▶ _Text section_
⁂

The inspectors assessed PSEGs problem identification threshold, cause analyses, extent of condition (EOC) reviews, compensatory actions, and the prioritization and timeliness of PSEGs corrective actions to determine whether PSEG was appropriately identifying, characterizing, and correcting problems associated with this issue and whether the planned and completed corrective actions were appropriate. The inspectors compared the actions taken to the requirements of PSEGs CAP and 10 CFR Part 50, Appendix B. In addition, the inspectors interviewed engineering and operations personnel to assess the effectiveness of the implemented corrective actions.

b. Findings and Observations

No findings were identified.

In response to issues concerning the build-up of debris in stainless steel SW AOVs causing pitting of the valve stem and binding of the valve affecting valve motion and travel, PSEG has performed multiple apparent cause evaluations (ACEs), EOC reviews and corrective actions since 2003. PSEG most recently performed an ACE documented in notification 70154085 for the 21 CCW room cooler inlet AOV (21SW129) not going full open. PSEGs evaluation highlighted the following:

PSEG documented in an AOV WO (30118934) from 2008 that packing leaks on SW AOVs result in the build-up of debris due to the valve being constructed of stainless steel. PSEGs evaluation determined that over time, the debris scores the AOV stem increasing packing friction and preventing full valve travel.

PSEGs EQACE 70120002 for the failure of the 11 RHR pump room cooler SW isolation valve (11SW153) to close during quarterly IST testing documented an ACIT to review the current PM strategy for SW AOVs to determine if additional PM activities are required. This action was scheduled to be completed June 1, 2011, but was not completed until August 2, 2012.

The assigned ACIT above identified that there were no open and inspect PMs for the SW room cooler valves and that these PMs (30 total valves) were deactivated by PSEG inadvertently by Orders 80076274 and 80059932 in 2003. Both 21SW129 and 11SW153 had their PMs deactivated in 2003. These PMs included a packing check for these valves which would have caught the stem degradation prior to failure.

The PM for 21SW129 was reactivated in 2012 after PSEGs PM strategy review identified the 30 deactivated PMs, but was not performed prior to the failure of the valve on April 17, 2013 (it had been scheduled for 2R21 in the Fall of 2015). After the inspectors discussed this with PSEG, the PMs that had been deactivated were re-reviewed to ensure the schedule had been prioritized to prevent future AOV failures from valve binding. The inspectors determined that re-prioritized PM schedule would not have prevented the 21SW129 failure.

The inspectors discussed these issues with the EQACE team and system engineers to determine if PSEGs approach in addressing these issues was reasonable. The inspectors determined that PSEGs plan to replace these stainless steel SW AOVs with a non-susceptible material (AL6XN), and the re-planned and prioritized PM schedule for these valves, was adequate to address the valve stem pitting issue with the affected SW AOVs. No new issues were identified by the inspectors during the review.

.3 Review of Operator Work Arounds (OWAs)

a. Inspection Scope

The inspectors reviewed the cumulative effects of the existing OWAs, operator burdens, existing operator aids and disabled alarms, and open main control room (MCR)deficiencies to identify any effect on emergency operating procedure operator actions, and any impact on possible initiating events and mitigating systems. The inspectors evaluated whether station personnel had identified, assessed, and reviewed OWAs as specified in Salem procedure OP-AA-102-103, Revision 2, OWA Program.

⁂

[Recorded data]

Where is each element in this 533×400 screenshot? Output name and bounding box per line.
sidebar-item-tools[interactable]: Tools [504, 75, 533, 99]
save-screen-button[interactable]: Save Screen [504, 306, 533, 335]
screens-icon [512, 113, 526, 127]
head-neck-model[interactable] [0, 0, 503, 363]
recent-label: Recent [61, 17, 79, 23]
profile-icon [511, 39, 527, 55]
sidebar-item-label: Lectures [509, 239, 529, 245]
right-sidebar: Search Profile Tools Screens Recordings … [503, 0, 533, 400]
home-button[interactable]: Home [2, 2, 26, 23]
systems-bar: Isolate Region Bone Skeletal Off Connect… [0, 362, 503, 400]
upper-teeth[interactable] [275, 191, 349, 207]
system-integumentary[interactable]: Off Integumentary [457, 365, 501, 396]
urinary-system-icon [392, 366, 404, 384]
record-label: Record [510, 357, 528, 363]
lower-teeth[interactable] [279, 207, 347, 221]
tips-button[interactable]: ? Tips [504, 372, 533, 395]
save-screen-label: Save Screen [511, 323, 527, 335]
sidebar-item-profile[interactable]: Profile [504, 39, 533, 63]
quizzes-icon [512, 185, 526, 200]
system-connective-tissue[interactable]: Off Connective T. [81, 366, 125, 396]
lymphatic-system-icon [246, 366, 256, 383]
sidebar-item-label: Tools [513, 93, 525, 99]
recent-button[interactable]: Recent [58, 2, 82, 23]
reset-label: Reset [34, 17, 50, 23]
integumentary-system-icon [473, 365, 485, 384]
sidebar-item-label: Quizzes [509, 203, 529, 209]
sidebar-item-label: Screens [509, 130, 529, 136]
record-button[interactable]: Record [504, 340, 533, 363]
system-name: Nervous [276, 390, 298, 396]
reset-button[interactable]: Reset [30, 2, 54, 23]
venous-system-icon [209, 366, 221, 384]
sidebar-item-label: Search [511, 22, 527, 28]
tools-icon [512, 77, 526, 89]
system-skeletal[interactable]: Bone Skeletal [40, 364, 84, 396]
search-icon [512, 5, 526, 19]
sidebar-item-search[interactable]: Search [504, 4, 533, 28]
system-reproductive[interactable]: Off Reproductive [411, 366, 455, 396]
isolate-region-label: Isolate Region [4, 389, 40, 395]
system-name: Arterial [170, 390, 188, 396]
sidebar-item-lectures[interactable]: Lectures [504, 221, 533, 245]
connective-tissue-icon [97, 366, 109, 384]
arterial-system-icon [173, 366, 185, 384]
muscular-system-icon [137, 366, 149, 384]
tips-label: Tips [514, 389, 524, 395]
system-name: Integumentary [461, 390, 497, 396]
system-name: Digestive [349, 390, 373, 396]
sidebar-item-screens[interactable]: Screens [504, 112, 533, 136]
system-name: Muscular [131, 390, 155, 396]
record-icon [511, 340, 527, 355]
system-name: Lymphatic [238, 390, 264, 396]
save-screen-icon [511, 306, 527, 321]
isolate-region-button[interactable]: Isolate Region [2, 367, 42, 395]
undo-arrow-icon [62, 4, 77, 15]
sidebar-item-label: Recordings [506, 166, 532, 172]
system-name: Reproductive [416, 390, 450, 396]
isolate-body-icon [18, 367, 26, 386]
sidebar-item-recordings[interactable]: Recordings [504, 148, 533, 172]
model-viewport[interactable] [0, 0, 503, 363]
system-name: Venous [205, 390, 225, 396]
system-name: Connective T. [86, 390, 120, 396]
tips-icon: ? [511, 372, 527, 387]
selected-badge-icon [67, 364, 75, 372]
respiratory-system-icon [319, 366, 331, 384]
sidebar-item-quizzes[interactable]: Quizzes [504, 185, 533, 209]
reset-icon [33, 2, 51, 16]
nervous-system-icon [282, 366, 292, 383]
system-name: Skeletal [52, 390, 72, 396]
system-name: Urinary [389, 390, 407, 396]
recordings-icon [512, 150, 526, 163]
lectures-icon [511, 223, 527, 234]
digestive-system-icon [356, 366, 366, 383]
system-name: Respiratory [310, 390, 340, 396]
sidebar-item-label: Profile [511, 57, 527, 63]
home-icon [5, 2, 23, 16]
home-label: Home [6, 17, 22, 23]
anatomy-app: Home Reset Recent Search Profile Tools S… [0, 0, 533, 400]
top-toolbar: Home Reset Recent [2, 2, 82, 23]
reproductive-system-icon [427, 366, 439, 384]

⁂

▶ _Problem to solve_
From the inspection report excerpt, copy word for word the part that begins with the words "PSEGs EQACE 70120002" and ends with "August 2, 2012.".

▶ _Response for this exercise_
PSEGs EQACE 70120002 for the failure of the 11 RHR pump room cooler SW isolation valve (11SW153) to close during quarterly IST testing documented an ACIT to review the current PM strategy for SW AOVs to determine if additional PM activities are required. This action was scheduled to be completed June 1, 2011, but was not completed until August 2, 2012.